:: Do this ::
Find the lines with the string "责任部门" and return them.

'''

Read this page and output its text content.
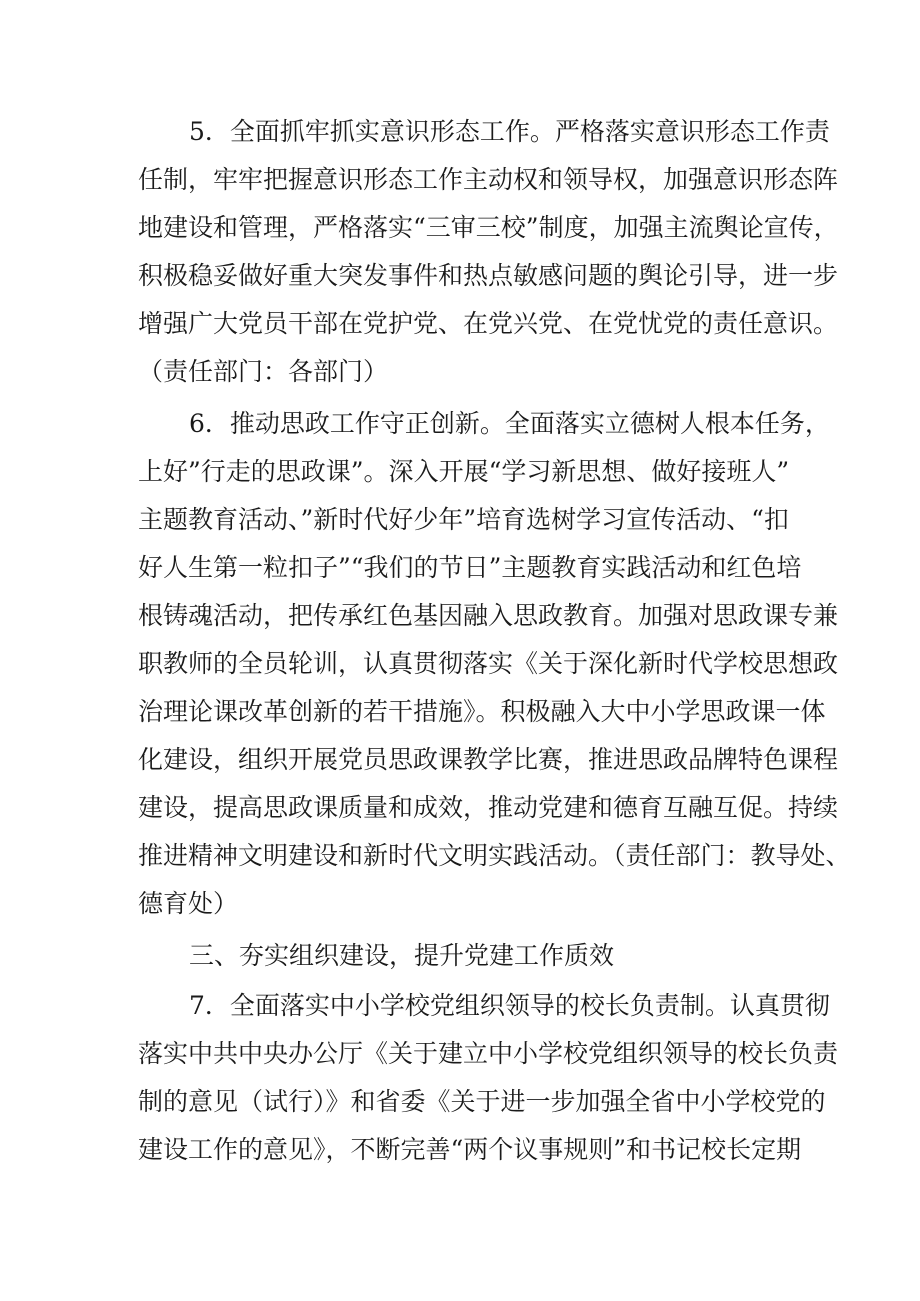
5．全面抓牢抓实意识形态工作。严格落实意识形态工作责
任制，牢牢把握意识形态工作主动权和领导权，加强意识形态阵
地建设和管理，严格落实“三审三校”制度，加强主流舆论宣传，
积极稳妥做好重大突发事件和热点敏感问题的舆论引导，进一步
增强广大党员干部在党护党、在党兴党、在党忧党的责任意识。
（责任部门：各部门）
6．推动思政工作守正创新。全面落实立德树人根本任务，
上好”行走的思政课”。深入开展“学习新思想、做好接班人”
主题教育活动、”新时代好少年”培育选树学习宣传活动、“扣
好人生第一粒扣子”“我们的节日”主题教育实践活动和红色培
根铸魂活动，把传承红色基因融入思政教育。加强对思政课专兼
职教师的全员轮训，认真贯彻落实《关于深化新时代学校思想政
治理论课改革创新的若干措施》。积极融入大中小学思政课一体
化建设，组织开展党员思政课教学比赛，推进思政品牌特色课程
建设，提高思政课质量和成效，推动党建和德育互融互促。持续
推进精神文明建设和新时代文明实践活动。（责任部门：教导处、
德育处）
三、夯实组织建设，提升党建工作质效
7．全面落实中小学校党组织领导的校长负责制。认真贯彻
落实中共中央办公厅《关于建立中小学校党组织领导的校长负责
制的意见（试行）》和省委《关于进一步加强全省中小学校党的
建设工作的意见》，不断完善“两个议事规则”和书记校长定期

'''

:: Output of the task ::
（责任部门：各部门）
推进精神文明建设和新时代文明实践活动。（责任部门：教导处、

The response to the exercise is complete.